◆ Vorliegender Text:
_ _ _

Gemeinsame Forschung für eine neue Energiequelle

Jülich, Bochum und Düsseldorf unterstützen mit einem neuen Virtuellen Institut das Fusionsprojekt ITER

[7. Dezember 2004]

Bochum / Düsseldorf / Jülich, 7. Dezember 2004 - In die Fusionsforschung kommt Bewegung: Europa ist entschlossen mit dem Bau des Fusionsreaktors ITER in Südfrankreich den nächsten Schritt auf dem Weg zu einer neuen Energiequelle nach dem Vorbild der Sonne anzugehen. Zur Unterstützung dieses Vorhabens haben sich Plasmaforscher aus dem Forschungszentrum Jülich und den Universitäten Bochum und Düsseldorf jetzt zusammengeschlossen und das Virtuelle Institut "ITER-relevant Plasma Boundary Physics" (IPBP) gegründet. So wollen sie ihre Aktivitäten noch stärker als bisher bündeln und ihr vielfältiges Know-how gemeinsam nutzen. Ein erstes gemeinsames Treffen fand vergangene Woche im Physikzentrum Bad Honnef statt.

_ _ _

◆ Gegebene Angaben:

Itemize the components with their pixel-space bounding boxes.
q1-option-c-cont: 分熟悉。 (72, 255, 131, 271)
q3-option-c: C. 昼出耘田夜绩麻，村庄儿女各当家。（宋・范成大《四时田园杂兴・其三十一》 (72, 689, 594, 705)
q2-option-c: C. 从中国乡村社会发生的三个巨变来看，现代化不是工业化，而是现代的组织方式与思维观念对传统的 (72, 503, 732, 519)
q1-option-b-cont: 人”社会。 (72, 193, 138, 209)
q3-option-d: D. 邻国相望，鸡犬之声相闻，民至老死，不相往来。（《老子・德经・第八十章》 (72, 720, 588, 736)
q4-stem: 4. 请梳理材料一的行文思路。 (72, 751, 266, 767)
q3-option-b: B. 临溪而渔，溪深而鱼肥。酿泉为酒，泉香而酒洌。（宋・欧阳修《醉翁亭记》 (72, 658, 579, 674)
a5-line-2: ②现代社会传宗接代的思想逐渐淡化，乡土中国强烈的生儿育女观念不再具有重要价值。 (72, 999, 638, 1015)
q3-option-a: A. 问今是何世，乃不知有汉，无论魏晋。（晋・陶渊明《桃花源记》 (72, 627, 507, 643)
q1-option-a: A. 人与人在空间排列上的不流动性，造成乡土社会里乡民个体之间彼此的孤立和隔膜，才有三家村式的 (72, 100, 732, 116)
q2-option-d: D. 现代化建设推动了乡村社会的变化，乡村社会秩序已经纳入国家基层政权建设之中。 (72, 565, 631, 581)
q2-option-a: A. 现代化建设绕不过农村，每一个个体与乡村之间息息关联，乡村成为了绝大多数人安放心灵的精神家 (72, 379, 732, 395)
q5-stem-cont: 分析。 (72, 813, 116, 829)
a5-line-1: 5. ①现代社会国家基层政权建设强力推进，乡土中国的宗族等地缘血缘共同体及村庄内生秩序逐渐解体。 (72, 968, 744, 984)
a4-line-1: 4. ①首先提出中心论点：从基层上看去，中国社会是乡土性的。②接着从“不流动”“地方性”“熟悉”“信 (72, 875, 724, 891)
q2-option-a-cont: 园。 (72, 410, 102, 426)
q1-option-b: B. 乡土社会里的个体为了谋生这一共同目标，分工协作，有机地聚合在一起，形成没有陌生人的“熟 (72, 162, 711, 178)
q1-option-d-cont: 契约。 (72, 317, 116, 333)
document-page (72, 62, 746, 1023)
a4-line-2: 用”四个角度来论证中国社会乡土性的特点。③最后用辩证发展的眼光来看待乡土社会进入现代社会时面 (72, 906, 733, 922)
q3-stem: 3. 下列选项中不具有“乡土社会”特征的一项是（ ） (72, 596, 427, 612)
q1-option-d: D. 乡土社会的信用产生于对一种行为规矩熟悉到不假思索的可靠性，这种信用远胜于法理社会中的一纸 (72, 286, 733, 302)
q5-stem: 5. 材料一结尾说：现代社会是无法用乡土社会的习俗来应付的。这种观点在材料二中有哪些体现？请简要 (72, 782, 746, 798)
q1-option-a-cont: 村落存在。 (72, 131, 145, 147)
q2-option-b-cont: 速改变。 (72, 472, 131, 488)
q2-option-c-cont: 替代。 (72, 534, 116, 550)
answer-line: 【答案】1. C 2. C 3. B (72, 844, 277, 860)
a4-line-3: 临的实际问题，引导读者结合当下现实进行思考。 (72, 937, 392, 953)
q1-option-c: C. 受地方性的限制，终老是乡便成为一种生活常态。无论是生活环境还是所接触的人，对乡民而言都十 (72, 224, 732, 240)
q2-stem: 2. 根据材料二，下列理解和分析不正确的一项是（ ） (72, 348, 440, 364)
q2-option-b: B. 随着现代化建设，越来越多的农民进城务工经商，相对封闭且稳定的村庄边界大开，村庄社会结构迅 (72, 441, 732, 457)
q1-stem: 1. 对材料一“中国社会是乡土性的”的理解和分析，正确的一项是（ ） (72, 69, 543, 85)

_ _ _

◆ Aufgabenstellung:
1. Nenne alle Einrichtungen, deren Plasmaforscher laut dem Text über die Fusionsforschung das Virtuelle Institut IPBP gegründet haben.
2. Schreibe den Text über die Fusionsforschung nach seinem letzten Satz weiter.
Die Datensätze werden für die Bearbeitung nicht gebraucht.

◆ Antworten zu den Aufgaben:
1. Forschungszentrum Jülich, Universität Bochum, Universität Düsseldorf

2.
Angesichts der weltweit drohenden Energieverknappung im Laufe dieses Jahrhunderts kommt der Erforschung neuer Energiequellen eine besondere Bedeutung zu. Eine solche Energiequelle ist die Kernfusion, bei der Energie nach dem Vorbild der Sonne erzeugt wird. Bei der Fusion verschmelzen Wasserstoffkerne unter Freisetzung sehr großer Energiemengen - die Brennstoffe sind zudem praktisch unerschöpflich. Die internationale Fusionsforschung hat mit ihren Experimentieranlagen bewiesen, dass sie die physikalischen Prinzipien zur Zündung des Fusionsfeuers kennt. Nun müssen die Forscher zeigen, dass ein wirtschaftlicher Dauerbetrieb im Kraftwerksmaßstab möglich ist. Ein wichtiger Schritt in diese Richtung ist der nun in weltweiter Kooperation geplante Bau des 500 Megawatt Experimentalreaktors ITER (lat. "der Weg").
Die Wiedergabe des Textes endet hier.